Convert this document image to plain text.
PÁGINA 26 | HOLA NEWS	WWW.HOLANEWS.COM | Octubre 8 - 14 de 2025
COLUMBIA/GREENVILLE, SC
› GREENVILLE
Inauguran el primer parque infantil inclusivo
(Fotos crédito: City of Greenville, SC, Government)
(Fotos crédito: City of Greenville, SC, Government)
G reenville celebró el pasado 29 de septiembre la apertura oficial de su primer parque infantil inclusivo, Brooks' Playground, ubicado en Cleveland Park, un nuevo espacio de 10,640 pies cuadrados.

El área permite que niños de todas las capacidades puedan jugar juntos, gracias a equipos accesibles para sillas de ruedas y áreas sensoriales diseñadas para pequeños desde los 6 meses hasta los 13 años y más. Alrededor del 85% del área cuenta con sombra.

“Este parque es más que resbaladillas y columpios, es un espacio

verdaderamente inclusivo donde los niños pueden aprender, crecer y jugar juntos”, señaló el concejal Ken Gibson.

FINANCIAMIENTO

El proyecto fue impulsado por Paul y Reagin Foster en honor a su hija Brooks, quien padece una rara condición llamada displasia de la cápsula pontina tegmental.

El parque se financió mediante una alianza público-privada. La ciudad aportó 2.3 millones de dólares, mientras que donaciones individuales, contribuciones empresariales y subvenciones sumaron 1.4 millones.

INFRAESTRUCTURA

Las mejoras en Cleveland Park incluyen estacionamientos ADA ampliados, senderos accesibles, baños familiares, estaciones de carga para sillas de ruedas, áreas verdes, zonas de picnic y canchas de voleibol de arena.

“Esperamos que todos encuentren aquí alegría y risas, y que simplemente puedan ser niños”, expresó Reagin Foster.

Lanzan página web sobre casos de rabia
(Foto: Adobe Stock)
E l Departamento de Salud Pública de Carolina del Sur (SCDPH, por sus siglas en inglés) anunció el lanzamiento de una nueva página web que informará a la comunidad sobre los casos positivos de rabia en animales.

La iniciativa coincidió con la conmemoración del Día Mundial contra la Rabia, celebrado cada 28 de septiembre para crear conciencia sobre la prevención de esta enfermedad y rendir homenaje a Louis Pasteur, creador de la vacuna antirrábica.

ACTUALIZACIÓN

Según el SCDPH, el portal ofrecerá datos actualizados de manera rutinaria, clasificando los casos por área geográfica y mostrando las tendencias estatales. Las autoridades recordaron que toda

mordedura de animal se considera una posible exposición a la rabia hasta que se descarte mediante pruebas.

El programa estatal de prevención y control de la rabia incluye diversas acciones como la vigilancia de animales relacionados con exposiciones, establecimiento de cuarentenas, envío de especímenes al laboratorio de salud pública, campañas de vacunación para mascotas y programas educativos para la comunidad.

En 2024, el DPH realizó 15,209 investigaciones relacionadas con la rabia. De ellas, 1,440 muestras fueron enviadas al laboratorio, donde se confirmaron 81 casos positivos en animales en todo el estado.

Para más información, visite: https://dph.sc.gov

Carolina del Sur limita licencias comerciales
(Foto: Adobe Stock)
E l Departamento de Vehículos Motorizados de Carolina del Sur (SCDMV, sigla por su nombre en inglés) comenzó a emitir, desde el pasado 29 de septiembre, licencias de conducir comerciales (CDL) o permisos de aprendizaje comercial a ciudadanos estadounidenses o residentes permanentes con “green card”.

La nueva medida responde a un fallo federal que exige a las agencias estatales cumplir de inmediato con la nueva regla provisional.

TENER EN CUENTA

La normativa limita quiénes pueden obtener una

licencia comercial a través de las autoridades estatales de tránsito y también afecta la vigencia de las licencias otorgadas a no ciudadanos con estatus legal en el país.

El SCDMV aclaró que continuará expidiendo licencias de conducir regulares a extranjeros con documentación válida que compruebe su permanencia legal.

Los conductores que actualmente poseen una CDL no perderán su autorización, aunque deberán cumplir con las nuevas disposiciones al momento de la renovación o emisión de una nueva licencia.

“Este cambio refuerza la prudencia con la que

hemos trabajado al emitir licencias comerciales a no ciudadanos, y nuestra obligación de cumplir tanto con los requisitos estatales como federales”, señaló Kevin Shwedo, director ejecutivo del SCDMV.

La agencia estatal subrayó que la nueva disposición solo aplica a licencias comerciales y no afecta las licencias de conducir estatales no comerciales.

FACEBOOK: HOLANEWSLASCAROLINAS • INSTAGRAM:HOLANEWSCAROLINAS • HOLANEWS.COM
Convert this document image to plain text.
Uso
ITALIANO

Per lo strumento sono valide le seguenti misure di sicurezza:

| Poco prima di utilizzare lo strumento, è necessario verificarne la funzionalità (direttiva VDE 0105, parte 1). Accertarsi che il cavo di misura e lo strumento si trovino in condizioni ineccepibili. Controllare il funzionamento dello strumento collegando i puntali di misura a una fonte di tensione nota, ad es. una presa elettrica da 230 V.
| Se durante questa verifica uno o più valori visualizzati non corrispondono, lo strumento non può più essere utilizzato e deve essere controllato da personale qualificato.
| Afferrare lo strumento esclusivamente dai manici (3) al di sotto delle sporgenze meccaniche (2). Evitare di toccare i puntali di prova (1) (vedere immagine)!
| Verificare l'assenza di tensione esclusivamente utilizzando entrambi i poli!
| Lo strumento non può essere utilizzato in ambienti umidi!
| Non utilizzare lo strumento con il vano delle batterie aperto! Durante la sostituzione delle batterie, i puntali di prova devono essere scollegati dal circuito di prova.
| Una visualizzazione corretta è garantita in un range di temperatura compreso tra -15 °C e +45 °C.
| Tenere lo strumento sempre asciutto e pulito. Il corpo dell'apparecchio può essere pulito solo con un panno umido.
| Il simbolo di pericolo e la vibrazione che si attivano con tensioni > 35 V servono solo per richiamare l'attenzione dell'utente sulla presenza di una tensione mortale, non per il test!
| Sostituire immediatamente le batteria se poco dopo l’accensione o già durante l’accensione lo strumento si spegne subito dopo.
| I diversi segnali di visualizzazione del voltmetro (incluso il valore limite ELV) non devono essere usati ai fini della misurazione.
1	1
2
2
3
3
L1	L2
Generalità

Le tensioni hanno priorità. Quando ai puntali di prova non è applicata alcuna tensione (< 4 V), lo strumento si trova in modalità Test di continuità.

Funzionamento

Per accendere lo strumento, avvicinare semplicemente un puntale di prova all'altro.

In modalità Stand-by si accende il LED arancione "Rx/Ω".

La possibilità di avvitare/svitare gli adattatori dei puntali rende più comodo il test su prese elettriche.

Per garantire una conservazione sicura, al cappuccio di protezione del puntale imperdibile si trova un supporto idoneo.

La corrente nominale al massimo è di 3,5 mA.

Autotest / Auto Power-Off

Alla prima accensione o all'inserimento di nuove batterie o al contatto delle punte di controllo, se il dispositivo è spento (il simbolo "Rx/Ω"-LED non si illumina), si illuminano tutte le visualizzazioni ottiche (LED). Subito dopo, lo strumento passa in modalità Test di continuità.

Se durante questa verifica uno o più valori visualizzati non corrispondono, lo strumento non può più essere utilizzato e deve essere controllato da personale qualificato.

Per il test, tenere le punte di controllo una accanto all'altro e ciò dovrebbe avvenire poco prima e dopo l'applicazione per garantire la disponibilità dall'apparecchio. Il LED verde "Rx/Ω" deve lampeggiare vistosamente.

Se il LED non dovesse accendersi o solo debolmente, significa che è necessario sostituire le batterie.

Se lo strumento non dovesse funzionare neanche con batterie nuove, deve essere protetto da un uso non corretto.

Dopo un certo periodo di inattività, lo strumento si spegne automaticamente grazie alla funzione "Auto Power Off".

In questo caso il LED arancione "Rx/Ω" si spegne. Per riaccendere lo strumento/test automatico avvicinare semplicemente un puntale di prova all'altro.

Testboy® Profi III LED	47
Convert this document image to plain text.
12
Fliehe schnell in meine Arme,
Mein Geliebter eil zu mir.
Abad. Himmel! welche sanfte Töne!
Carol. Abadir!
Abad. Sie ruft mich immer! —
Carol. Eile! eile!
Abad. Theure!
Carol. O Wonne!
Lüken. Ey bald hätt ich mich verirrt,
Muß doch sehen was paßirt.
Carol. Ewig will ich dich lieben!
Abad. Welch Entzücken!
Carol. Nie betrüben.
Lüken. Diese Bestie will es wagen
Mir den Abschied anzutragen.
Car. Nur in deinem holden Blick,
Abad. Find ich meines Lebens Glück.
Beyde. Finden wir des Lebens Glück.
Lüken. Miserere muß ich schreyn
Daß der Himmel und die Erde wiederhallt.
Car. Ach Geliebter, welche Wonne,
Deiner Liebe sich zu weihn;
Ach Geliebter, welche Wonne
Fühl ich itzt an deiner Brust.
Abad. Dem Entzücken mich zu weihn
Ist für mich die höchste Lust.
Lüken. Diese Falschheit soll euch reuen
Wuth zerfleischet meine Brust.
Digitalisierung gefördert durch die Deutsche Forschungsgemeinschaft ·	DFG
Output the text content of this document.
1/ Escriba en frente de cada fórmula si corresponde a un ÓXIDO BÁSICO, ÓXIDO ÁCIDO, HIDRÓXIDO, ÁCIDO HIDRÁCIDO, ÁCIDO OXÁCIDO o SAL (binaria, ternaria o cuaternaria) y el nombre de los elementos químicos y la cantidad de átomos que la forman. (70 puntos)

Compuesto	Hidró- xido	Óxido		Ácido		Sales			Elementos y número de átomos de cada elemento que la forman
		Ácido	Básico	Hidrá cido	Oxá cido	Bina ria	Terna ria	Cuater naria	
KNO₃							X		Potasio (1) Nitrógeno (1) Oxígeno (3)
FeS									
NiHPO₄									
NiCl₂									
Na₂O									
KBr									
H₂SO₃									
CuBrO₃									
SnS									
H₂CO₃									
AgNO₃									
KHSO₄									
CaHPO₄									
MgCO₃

* * * * * * *

● **Directions for this task**:
With both ends included, please retype exactly the lines from the line containing "Output the text content of this document." to the final line of the data.

● **Written answer**:
Output the text content of this document.
1/ Escriba en frente de cada fórmula si corresponde a un ÓXIDO BÁSICO, ÓXIDO ÁCIDO, HIDRÓXIDO, ÁCIDO HIDRÁCIDO, ÁCIDO OXÁCIDO o SAL (binaria, ternaria o cuaternaria) y el nombre de los elementos químicos y la cantidad de átomos que la forman. (70 puntos)

Compuesto	Hidró- xido	Óxido		Ácido		Sales			Elementos y número de átomos de cada elemento que la forman
		Ácido	Básico	Hidrá cido	Oxá cido	Bina ria	Terna ria	Cuater naria	
KNO₃							X		Potasio (1) Nitrógeno (1) Oxígeno (3)
FeS									
NiHPO₄									
NiCl₂									
Na₂O									
KBr									
H₂SO₃									
CuBrO₃									
SnS									
H₂CO₃									
AgNO₃									
KHSO₄									
CaHPO₄									
MgCO₃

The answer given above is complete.